> Exercise instructions
Restate the entries below verbatim.

== Stored rows

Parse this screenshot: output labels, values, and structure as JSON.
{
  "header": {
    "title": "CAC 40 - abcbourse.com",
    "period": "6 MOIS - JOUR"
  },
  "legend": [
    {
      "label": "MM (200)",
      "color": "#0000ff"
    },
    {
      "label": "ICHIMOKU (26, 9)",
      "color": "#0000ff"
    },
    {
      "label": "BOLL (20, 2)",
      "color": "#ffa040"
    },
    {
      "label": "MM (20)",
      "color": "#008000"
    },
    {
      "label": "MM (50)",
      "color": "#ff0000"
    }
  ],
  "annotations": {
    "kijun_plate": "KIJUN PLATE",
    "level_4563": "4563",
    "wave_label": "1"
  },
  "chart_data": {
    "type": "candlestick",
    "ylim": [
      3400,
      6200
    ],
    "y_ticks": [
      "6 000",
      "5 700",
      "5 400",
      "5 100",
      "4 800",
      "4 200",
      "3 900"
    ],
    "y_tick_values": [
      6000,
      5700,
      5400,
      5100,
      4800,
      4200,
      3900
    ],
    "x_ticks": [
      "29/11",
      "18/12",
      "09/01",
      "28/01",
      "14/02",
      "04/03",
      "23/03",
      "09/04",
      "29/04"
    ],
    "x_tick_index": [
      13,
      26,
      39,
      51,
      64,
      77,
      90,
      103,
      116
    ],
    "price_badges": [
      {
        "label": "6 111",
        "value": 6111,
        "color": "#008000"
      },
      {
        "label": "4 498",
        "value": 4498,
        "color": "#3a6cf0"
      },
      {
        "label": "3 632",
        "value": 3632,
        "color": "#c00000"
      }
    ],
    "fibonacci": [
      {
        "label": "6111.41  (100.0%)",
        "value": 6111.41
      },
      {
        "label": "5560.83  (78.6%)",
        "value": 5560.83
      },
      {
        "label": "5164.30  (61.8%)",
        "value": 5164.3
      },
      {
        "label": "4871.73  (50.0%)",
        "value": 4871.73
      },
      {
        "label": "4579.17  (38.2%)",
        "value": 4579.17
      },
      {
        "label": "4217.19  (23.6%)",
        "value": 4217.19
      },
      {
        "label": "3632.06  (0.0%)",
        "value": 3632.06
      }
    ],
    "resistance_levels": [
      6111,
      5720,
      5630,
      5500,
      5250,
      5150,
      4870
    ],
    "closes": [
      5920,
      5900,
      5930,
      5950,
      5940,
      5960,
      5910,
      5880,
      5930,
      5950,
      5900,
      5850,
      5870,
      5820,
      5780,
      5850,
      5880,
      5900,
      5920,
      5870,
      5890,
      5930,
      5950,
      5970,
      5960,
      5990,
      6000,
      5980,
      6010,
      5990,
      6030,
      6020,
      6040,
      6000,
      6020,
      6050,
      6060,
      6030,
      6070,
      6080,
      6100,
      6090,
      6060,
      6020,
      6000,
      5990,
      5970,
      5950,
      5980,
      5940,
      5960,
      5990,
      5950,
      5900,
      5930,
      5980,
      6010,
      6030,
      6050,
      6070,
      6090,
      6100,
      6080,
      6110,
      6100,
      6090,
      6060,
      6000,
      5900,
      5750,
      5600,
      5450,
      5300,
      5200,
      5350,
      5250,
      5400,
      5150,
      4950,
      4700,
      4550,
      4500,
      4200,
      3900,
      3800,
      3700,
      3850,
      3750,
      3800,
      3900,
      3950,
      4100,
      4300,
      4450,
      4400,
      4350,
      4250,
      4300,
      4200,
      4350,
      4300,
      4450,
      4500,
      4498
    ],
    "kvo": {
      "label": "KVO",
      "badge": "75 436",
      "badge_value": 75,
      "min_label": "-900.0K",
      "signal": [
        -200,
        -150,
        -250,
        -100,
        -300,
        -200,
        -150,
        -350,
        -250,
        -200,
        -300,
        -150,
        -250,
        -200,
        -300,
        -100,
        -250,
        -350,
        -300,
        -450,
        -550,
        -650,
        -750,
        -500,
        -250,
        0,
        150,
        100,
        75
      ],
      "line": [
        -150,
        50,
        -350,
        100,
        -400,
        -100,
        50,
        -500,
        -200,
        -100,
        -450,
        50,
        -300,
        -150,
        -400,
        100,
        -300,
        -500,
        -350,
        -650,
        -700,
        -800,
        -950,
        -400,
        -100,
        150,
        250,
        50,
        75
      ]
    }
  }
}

====

> Exercise solution
Parse this screenshot: output labels, values, and structure as JSON.
{
  "header": {
    "title": "CAC 40 - abcbourse.com",
    "period": "6 MOIS - JOUR"
  },
  "legend": [
    {
      "label": "MM (200)",
      "color": "#0000ff"
    },
    {
      "label": "ICHIMOKU (26, 9)",
      "color": "#0000ff"
    },
    {
      "label": "BOLL (20, 2)",
      "color": "#ffa040"
    },
    {
      "label": "MM (20)",
      "color": "#008000"
    },
    {
      "label": "MM (50)",
      "color": "#ff0000"
    }
  ],
  "annotations": {
    "kijun_plate": "KIJUN PLATE",
    "level_4563": "4563",
    "wave_label": "1"
  },
  "chart_data": {
    "type": "candlestick",
    "ylim": [
      3400,
      6200
    ],
    "y_ticks": [
      "6 000",
      "5 700",
      "5 400",
      "5 100",
      "4 800",
      "4 200",
      "3 900"
    ],
    "y_tick_values": [
      6000,
      5700,
      5400,
      5100,
      4800,
      4200,
      3900
    ],
    "x_ticks": [
      "29/11",
      "18/12",
      "09/01",
      "28/01",
      "14/02",
      "04/03",
      "23/03",
      "09/04",
      "29/04"
    ],
    "x_tick_index": [
      13,
      26,
      39,
      51,
      64,
      77,
      90,
      103,
      116
    ],
    "price_badges": [
      {
        "label": "6 111",
        "value": 6111,
        "color": "#008000"
      },
      {
        "label": "4 498",
        "value": 4498,
        "color": "#3a6cf0"
      },
      {
        "label": "3 632",
        "value": 3632,
        "color": "#c00000"
      }
    ],
    "fibonacci": [
      {
        "label": "6111.41  (100.0%)",
        "value": 6111.41
      },
      {
        "label": "5560.83  (78.6%)",
        "value": 5560.83
      },
      {
        "label": "5164.30  (61.8%)",
        "value": 5164.3
      },
      {
        "label": "4871.73  (50.0%)",
        "value": 4871.73
      },
      {
        "label": "4579.17  (38.2%)",
        "value": 4579.17
      },
      {
        "label": "4217.19  (23.6%)",
        "value": 4217.19
      },
      {
        "label": "3632.06  (0.0%)",
        "value": 3632.06
      }
    ],
    "resistance_levels": [
      6111,
      5720,
      5630,
      5500,
      5250,
      5150,
      4870
    ],
    "closes": [
      5920,
      5900,
      5930,
      5950,
      5940,
      5960,
      5910,
      5880,
      5930,
      5950,
      5900,
      5850,
      5870,
      5820,
      5780,
      5850,
      5880,
      5900,
      5920,
      5870,
      5890,
      5930,
      5950,
      5970,
      5960,
      5990,
      6000,
      5980,
      6010,
      5990,
      6030,
      6020,
      6040,
      6000,
      6020,
      6050,
      6060,
      6030,
      6070,
      6080,
      6100,
      6090,
      6060,
      6020,
      6000,
      5990,
      5970,
      5950,
      5980,
      5940,
      5960,
      5990,
      5950,
      5900,
      5930,
      5980,
      6010,
      6030,
      6050,
      6070,
      6090,
      6100,
      6080,
      6110,
      6100,
      6090,
      6060,
      6000,
      5900,
      5750,
      5600,
      5450,
      5300,
      5200,
      5350,
      5250,
      5400,
      5150,
      4950,
      4700,
      4550,
      4500,
      4200,
      3900,
      3800,
      3700,
      3850,
      3750,
      3800,
      3900,
      3950,
      4100,
      4300,
      4450,
      4400,
      4350,
      4250,
      4300,
      4200,
      4350,
      4300,
      4450,
      4500,
      4498
    ],
    "kvo": {
      "label": "KVO",
      "badge": "75 436",
      "badge_value": 75,
      "min_label": "-900.0K",
      "signal": [
        -200,
        -150,
        -250,
        -100,
        -300,
        -200,
        -150,
        -350,
        -250,
        -200,
        -300,
        -150,
        -250,
        -200,
        -300,
        -100,
        -250,
        -350,
        -300,
        -450,
        -550,
        -650,
        -750,
        -500,
        -250,
        0,
        150,
        100,
        75
      ],
      "line": [
        -150,
        50,
        -350,
        100,
        -400,
        -100,
        50,
        -500,
        -200,
        -100,
        -450,
        50,
        -300,
        -150,
        -400,
        100,
        -300,
        -500,
        -350,
        -650,
        -700,
        -800,
        -950,
        -400,
        -100,
        150,
        250,
        50,
        75
      ]
    }
  }
}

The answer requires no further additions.